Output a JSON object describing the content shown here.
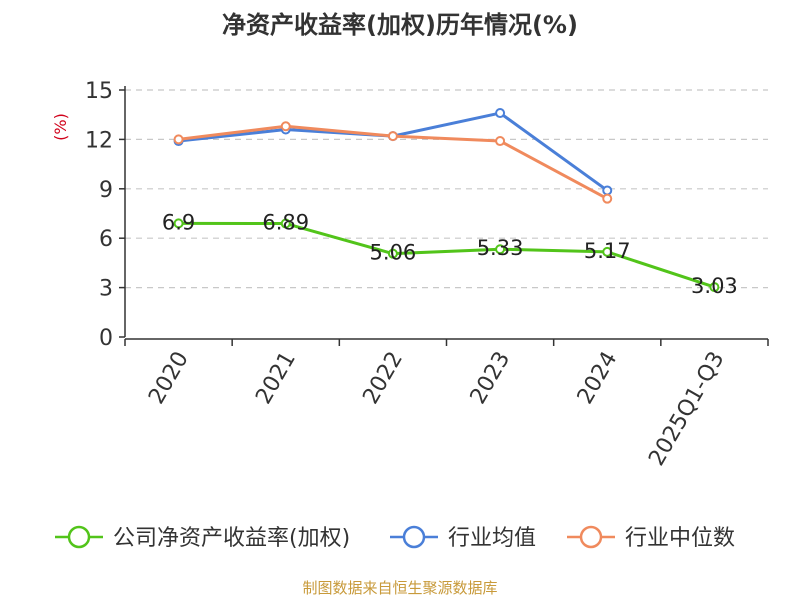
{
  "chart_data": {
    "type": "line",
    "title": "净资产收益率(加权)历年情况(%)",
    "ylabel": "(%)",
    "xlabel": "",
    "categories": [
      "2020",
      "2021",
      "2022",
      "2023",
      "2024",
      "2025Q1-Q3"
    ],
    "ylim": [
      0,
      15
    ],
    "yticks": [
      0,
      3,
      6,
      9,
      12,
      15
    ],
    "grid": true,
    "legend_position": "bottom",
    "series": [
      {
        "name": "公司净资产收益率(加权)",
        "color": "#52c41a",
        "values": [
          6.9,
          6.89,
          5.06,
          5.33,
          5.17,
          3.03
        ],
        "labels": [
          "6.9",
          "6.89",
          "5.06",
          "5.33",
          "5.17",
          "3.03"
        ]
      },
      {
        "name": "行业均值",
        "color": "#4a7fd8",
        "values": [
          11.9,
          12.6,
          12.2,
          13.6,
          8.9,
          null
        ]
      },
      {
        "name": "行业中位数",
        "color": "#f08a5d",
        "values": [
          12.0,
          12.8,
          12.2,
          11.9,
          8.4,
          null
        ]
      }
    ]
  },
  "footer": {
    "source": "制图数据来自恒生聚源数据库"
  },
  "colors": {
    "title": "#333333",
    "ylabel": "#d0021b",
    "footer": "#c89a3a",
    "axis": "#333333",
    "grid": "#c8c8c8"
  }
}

-=-=-

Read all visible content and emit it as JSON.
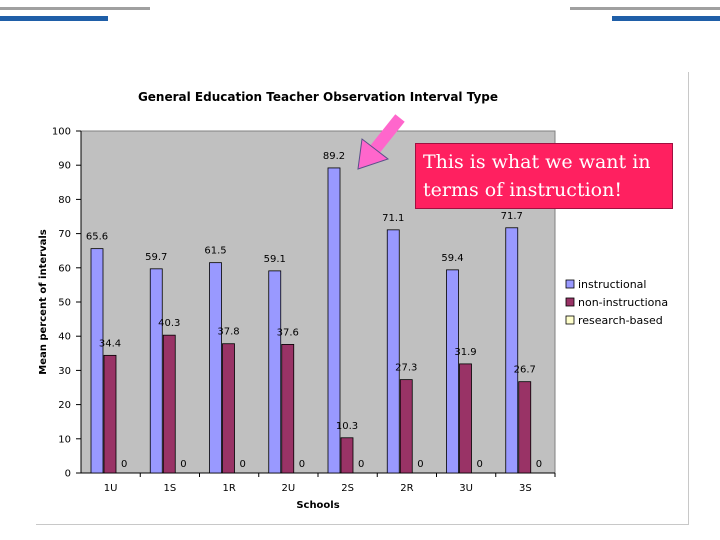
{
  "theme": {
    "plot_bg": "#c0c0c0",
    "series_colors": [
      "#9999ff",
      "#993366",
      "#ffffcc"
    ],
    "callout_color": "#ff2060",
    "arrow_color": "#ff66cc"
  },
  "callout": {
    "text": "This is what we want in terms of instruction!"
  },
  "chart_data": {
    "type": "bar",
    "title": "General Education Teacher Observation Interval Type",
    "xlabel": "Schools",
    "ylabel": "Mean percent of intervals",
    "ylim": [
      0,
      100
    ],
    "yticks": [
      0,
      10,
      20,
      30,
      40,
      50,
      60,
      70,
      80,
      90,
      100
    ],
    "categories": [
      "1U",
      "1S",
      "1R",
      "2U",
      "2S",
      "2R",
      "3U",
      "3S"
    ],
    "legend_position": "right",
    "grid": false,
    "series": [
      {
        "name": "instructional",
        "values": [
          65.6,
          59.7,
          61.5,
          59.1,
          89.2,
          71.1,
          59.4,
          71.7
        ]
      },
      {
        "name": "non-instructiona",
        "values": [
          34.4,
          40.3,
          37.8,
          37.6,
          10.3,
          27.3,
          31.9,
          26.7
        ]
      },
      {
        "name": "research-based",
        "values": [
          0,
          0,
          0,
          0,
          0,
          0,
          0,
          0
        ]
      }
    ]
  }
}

-=-=-

• **What the task requires**
State the number of lines in this listing that contain the string "JSON", and add nothing else.

• **Result**
2